TO BE DONE
Scan the data for "this" and copy the lines it appears in.

INPUT DATA
┄┄┄┄┄┄┄┄┄┄┄┄┄┄┄┄┄┄┄┄

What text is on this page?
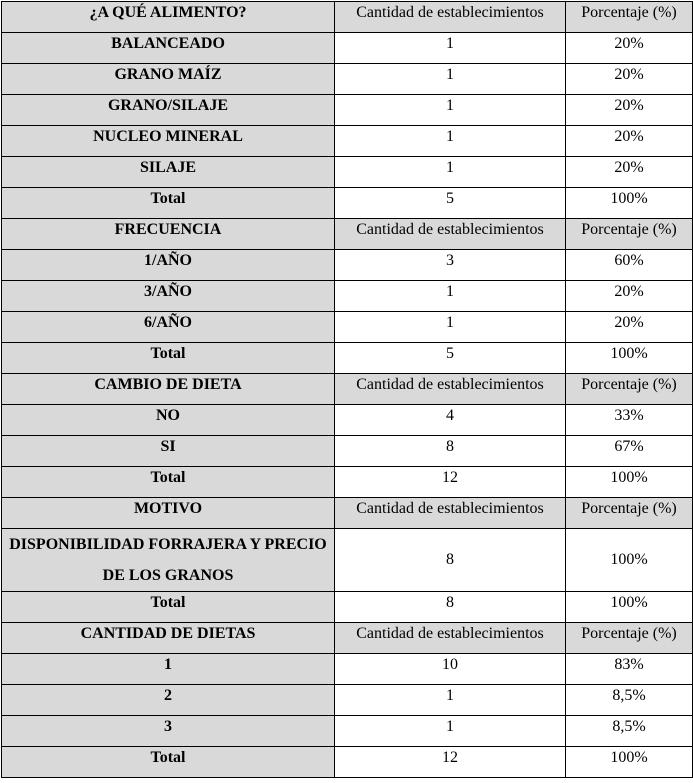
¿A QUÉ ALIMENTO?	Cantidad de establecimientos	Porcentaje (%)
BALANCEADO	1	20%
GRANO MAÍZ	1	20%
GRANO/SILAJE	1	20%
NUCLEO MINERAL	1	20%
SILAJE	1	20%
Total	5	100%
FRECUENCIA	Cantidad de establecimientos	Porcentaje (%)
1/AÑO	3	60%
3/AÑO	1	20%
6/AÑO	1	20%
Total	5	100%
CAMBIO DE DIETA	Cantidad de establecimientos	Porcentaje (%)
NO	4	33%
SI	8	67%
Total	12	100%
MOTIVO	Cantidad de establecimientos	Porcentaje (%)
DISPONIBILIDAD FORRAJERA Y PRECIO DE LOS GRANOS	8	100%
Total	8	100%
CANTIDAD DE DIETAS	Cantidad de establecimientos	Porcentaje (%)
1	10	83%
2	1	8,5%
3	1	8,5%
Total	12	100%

┄┄┄┄┄┄┄┄┄┄┄┄┄┄┄┄┄┄┄┄

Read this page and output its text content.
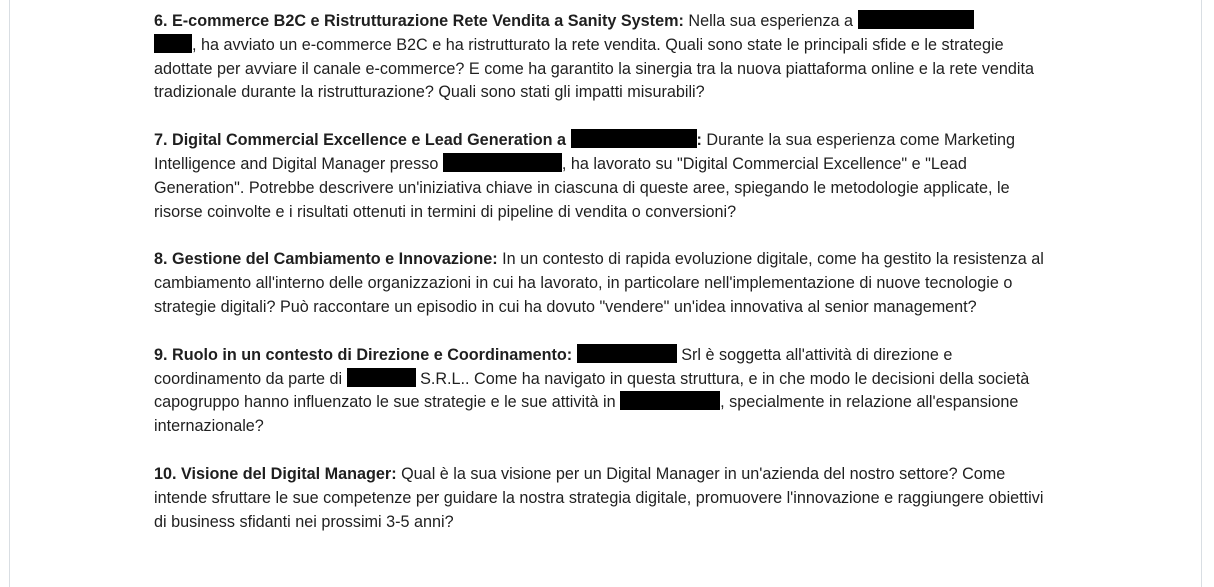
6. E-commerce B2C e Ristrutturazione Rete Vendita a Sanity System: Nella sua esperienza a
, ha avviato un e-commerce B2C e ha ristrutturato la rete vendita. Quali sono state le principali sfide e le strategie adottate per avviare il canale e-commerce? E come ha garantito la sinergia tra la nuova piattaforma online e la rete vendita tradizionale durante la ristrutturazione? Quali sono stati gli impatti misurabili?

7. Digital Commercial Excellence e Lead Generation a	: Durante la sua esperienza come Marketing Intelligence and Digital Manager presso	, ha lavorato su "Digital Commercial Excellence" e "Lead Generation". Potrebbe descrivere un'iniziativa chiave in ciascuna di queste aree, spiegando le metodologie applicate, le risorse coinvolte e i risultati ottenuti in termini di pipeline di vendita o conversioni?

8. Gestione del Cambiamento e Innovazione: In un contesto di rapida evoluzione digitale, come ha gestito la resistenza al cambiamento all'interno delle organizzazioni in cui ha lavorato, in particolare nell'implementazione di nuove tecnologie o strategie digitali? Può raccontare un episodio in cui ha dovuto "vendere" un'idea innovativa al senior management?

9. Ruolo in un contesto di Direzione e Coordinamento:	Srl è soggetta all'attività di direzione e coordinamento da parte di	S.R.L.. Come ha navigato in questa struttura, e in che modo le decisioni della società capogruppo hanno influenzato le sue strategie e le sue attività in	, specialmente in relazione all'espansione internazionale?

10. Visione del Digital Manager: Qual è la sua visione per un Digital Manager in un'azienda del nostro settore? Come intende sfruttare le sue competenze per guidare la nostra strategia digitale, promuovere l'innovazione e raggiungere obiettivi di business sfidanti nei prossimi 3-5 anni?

┄┄┄┄┄┄┄┄┄┄┄┄┄┄┄┄┄┄┄┄

OUTPUT OF THE TASK
What text is on this page?
Read this page and output its text content.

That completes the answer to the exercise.